(Items from a dataset)
• • • •

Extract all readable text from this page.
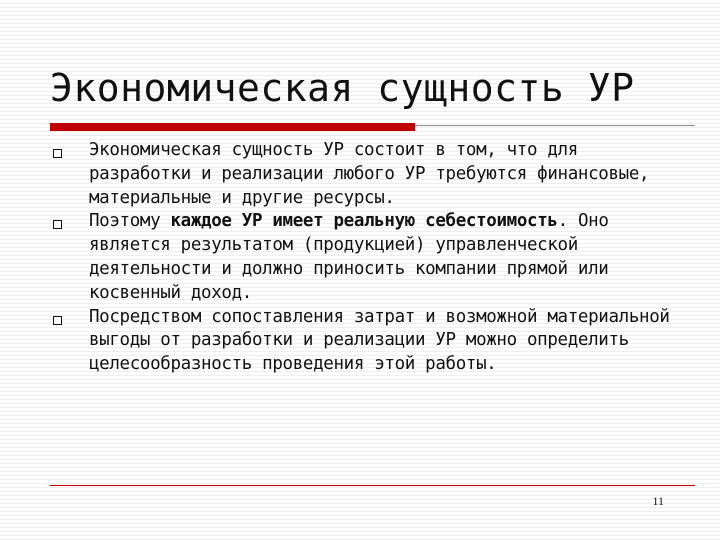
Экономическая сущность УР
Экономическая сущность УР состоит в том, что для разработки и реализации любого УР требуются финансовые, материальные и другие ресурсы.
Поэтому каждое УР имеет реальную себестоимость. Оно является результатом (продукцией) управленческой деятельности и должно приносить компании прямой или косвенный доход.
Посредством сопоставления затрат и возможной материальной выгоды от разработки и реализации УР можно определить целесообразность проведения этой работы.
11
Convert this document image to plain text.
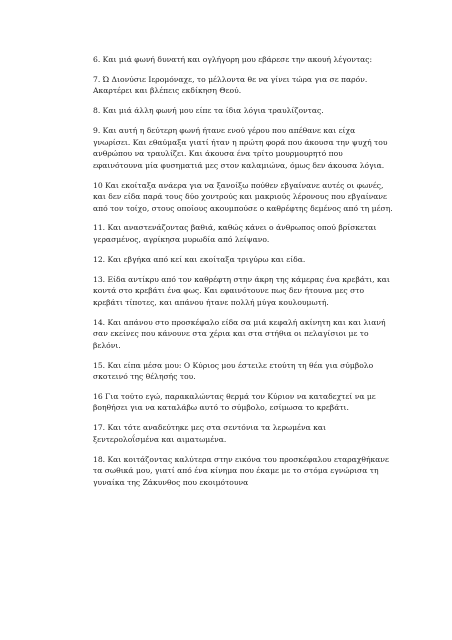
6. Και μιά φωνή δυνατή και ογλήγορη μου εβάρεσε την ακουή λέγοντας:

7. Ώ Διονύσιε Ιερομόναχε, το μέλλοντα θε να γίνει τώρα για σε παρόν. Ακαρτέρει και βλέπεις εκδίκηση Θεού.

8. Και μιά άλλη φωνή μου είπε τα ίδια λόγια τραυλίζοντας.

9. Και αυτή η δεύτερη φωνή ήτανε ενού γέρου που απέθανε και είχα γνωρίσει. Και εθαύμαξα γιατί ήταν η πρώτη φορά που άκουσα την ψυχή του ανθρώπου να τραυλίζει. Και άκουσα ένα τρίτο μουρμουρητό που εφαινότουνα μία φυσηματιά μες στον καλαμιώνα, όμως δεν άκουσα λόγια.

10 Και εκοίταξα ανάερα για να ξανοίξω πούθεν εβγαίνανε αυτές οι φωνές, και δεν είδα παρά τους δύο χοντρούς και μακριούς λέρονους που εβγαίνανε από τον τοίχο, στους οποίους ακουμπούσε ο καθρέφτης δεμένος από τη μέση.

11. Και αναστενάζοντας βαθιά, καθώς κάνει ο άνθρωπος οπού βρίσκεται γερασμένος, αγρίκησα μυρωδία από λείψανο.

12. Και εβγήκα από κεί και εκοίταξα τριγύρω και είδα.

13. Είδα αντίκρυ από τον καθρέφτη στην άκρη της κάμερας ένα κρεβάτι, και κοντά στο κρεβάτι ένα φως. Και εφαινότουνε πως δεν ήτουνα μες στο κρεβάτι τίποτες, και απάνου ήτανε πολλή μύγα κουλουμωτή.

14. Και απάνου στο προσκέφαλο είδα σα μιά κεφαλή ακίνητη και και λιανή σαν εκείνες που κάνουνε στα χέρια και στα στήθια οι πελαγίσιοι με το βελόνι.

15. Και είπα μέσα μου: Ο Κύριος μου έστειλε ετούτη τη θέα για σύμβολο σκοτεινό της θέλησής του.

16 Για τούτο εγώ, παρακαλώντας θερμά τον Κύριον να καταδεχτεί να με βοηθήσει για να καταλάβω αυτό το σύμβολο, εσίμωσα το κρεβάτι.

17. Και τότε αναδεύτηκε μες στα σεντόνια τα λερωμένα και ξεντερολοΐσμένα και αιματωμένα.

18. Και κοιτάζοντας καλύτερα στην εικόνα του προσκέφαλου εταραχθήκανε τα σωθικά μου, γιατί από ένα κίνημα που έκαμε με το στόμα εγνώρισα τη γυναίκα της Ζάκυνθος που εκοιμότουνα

• • • •

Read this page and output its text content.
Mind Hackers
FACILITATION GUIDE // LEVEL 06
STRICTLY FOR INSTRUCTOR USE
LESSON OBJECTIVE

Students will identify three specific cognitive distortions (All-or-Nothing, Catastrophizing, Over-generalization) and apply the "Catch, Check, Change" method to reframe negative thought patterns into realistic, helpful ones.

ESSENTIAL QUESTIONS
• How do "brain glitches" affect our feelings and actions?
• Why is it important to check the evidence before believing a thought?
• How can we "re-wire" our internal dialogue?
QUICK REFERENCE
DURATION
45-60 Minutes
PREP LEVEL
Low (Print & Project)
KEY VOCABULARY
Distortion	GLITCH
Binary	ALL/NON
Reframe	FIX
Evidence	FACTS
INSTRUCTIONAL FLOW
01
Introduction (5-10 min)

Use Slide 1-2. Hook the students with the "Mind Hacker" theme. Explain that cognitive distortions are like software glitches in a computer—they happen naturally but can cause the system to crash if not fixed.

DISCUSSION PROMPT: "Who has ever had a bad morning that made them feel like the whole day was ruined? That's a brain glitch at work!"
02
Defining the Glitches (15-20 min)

• • • •

Objective:
Each line above that holds the string "κρεβάτι" should be copied and shown.

Exercise output:
13. Είδα αντίκρυ από τον καθρέφτη στην άκρη της κάμερας ένα κρεβάτι, και κοντά στο κρεβάτι ένα φως. Και εφαινότουνε πως δεν ήτουνα μες στο κρεβάτι τίποτες, και απάνου ήτανε πολλή μύγα κουλουμωτή.
16 Για τούτο εγώ, παρακαλώντας θερμά τον Κύριον να καταδεχτεί να με βοηθήσει για να καταλάβω αυτό το σύμβολο, εσίμωσα το κρεβάτι.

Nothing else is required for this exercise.